**WHAT THIS TASK INVOLVES:** From the records below, copy every line that contains the word "stars".

══ MATERIAL SUPPLIED

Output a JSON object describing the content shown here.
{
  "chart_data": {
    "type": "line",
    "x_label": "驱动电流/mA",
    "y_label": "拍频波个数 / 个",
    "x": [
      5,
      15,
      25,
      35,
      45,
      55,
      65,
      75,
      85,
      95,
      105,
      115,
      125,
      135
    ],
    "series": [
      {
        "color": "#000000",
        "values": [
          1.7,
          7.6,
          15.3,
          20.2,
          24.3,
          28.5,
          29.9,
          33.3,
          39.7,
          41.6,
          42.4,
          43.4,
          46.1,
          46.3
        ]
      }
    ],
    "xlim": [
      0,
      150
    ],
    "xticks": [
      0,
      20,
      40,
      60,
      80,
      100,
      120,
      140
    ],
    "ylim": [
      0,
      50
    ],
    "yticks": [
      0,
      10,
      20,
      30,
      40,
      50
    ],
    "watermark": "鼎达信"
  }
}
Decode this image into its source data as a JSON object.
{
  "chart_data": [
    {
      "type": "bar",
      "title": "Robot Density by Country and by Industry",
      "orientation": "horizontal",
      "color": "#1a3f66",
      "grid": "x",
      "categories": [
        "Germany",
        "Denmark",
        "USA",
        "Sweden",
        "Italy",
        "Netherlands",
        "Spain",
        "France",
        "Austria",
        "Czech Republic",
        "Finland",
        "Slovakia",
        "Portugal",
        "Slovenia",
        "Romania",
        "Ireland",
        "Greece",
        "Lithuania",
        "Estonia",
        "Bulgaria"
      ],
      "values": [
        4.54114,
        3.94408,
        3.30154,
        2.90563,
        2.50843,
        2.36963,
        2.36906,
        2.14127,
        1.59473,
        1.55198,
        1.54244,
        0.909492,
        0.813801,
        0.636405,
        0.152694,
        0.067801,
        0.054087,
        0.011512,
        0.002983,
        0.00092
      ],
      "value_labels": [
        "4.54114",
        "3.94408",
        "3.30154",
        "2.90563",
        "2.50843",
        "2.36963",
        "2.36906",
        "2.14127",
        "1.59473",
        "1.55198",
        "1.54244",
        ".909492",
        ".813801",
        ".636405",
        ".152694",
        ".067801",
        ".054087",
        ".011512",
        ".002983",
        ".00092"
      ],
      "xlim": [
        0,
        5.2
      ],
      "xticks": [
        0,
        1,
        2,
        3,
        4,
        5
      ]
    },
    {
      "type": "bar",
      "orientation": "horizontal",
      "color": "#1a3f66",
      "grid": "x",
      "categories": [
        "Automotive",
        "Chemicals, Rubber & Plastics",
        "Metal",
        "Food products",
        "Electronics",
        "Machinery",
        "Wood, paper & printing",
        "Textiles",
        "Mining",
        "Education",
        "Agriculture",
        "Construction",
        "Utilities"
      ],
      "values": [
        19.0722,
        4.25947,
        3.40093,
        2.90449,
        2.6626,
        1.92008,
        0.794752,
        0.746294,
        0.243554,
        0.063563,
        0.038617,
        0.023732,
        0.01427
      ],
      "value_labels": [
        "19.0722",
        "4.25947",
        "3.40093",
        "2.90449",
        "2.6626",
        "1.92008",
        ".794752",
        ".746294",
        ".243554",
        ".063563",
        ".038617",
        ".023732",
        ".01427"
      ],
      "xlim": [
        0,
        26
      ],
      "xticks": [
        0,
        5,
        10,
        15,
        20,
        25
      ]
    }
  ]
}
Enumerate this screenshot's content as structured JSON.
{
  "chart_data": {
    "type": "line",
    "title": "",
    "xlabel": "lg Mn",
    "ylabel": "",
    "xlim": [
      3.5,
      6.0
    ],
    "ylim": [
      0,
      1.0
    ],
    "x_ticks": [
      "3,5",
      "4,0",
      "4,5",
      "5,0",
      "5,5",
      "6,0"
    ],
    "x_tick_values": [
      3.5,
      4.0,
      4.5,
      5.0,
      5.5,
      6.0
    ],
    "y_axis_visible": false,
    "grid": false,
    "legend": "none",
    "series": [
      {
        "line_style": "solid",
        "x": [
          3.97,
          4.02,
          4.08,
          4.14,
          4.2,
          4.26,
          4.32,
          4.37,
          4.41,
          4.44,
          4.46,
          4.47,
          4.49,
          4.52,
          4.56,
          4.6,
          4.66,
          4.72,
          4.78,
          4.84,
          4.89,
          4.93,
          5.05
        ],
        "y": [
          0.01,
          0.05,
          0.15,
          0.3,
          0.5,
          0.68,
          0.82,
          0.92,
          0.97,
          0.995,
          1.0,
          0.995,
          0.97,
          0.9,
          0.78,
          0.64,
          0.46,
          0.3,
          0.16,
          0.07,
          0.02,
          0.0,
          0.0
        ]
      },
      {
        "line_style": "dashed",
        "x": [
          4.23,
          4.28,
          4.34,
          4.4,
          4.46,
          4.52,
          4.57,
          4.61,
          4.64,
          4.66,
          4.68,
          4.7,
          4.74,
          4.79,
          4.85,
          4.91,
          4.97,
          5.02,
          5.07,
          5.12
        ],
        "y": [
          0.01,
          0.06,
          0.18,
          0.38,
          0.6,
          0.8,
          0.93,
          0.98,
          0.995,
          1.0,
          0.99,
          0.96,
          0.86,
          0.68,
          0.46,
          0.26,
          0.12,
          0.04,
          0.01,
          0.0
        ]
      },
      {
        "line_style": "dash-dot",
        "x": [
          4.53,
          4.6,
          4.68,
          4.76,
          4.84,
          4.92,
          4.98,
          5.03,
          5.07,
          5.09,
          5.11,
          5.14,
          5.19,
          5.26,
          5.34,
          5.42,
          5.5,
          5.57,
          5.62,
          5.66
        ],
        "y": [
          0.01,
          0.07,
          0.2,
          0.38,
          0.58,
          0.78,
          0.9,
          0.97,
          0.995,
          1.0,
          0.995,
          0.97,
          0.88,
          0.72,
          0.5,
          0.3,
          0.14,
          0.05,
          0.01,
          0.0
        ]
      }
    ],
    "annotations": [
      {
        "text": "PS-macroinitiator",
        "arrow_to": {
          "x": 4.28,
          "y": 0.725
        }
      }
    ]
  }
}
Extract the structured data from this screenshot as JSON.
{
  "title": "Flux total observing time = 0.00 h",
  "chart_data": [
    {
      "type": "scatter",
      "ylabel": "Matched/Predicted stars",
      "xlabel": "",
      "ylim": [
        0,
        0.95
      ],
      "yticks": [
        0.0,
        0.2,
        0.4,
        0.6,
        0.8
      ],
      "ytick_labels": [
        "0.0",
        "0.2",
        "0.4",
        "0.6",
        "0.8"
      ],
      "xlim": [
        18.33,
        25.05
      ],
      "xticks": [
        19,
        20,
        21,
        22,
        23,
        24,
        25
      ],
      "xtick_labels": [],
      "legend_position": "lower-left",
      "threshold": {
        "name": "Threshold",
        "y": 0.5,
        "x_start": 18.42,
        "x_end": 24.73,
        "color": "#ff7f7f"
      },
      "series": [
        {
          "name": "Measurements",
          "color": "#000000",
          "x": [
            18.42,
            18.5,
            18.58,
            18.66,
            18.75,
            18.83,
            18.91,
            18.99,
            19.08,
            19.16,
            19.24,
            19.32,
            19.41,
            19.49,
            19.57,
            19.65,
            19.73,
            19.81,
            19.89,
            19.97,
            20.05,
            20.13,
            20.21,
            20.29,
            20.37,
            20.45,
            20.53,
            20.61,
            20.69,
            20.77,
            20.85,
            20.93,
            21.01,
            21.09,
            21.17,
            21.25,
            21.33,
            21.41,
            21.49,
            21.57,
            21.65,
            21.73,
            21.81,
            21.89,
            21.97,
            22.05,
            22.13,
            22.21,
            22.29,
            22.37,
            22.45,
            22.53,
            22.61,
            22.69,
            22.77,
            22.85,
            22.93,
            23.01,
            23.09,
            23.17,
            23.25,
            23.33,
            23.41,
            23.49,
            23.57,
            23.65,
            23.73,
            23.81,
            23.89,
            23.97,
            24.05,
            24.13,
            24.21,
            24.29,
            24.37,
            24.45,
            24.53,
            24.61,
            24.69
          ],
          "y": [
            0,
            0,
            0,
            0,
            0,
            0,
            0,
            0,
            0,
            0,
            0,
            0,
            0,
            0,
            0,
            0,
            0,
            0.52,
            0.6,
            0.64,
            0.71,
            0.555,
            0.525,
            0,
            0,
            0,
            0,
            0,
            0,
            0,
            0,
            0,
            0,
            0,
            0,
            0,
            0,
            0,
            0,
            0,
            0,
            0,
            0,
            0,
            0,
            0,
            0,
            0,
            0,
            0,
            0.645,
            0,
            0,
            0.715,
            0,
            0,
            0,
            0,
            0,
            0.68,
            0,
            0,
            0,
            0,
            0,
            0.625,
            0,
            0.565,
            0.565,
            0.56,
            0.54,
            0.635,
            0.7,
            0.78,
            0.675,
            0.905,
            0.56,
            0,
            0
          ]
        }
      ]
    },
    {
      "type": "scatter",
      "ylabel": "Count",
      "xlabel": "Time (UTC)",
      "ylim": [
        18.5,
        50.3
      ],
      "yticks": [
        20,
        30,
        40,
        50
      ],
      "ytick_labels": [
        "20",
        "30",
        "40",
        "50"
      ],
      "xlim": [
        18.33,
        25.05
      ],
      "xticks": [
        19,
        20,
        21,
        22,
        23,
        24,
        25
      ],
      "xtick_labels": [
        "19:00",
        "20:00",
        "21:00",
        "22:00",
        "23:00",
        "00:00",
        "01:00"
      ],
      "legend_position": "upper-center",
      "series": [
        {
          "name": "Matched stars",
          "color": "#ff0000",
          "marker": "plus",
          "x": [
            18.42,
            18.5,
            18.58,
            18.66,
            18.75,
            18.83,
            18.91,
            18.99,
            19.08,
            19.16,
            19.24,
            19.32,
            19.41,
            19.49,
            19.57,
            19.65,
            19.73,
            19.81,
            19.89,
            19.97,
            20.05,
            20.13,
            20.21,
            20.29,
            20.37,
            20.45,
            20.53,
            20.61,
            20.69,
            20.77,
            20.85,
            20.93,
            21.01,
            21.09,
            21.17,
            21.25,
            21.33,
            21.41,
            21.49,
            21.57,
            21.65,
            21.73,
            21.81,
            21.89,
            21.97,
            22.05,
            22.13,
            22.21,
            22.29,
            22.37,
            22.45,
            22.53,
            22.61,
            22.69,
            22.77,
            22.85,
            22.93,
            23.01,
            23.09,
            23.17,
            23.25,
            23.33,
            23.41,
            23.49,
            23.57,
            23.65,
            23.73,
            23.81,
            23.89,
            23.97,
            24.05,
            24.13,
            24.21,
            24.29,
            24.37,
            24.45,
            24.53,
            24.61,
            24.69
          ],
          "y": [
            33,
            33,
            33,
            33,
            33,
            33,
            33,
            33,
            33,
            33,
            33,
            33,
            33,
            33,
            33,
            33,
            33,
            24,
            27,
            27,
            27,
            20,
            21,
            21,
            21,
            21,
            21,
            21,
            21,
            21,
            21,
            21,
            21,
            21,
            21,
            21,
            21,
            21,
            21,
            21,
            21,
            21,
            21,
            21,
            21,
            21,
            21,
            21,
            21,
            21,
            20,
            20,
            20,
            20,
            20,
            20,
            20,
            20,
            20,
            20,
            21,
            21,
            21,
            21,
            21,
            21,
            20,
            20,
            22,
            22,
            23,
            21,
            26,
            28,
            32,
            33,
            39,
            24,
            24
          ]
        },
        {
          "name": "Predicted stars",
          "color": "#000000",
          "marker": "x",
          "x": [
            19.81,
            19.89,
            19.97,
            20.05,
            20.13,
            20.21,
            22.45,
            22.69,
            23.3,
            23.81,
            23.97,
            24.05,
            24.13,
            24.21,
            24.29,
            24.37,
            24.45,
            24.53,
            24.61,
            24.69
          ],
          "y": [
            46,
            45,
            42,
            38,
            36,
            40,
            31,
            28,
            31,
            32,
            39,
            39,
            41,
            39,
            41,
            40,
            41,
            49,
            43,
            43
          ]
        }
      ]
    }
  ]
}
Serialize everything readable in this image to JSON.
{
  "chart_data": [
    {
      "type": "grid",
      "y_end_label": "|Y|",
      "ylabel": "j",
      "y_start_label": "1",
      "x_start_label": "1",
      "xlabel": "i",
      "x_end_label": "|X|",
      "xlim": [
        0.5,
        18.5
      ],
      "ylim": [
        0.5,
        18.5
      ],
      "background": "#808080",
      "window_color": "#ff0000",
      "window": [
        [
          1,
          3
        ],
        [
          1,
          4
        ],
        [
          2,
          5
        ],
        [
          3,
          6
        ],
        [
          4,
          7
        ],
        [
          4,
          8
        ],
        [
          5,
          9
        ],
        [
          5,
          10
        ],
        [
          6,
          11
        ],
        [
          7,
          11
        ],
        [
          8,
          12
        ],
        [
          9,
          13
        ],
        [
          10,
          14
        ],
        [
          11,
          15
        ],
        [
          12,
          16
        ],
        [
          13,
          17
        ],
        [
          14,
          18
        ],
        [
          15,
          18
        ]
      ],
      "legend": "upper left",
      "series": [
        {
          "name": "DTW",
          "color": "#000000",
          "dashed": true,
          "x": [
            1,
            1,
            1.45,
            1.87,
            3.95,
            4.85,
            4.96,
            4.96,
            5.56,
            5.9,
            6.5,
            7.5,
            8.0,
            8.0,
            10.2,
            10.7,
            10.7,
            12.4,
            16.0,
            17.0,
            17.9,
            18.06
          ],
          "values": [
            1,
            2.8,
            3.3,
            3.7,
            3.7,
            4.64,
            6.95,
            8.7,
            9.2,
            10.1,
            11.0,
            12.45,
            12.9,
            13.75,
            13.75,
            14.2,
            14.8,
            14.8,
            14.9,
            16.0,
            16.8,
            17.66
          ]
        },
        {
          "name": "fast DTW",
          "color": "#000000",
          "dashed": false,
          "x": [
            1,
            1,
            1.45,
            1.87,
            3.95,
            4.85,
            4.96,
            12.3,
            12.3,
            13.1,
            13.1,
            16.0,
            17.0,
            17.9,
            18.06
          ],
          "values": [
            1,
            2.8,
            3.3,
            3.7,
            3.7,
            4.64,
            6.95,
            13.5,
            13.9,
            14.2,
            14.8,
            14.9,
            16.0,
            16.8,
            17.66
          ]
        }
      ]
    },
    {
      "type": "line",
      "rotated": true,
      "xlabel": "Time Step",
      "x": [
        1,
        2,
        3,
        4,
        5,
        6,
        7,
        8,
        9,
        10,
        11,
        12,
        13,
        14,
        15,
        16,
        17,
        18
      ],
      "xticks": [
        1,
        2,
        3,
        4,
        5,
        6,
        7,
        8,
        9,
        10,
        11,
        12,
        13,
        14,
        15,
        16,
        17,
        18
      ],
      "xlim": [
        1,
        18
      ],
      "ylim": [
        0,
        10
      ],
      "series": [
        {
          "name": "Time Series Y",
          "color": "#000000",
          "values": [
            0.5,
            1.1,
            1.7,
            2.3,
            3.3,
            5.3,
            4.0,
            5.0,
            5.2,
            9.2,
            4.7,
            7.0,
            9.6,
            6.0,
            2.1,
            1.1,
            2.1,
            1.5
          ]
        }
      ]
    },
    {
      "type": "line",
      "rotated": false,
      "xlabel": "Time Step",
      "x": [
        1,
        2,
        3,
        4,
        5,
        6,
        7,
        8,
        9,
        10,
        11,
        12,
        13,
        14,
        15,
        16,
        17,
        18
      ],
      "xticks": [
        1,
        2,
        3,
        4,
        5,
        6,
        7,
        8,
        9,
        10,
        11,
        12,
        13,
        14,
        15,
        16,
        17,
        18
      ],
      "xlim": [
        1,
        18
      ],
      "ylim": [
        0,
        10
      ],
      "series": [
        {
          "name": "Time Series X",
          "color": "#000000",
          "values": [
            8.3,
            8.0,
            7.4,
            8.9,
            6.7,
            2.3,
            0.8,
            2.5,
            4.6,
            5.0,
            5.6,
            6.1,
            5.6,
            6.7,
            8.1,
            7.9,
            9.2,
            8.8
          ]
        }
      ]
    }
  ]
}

════

**RESULT:**
      "ylabel": "Matched/Predicted stars",
          "name": "Matched stars",
          "name": "Predicted stars",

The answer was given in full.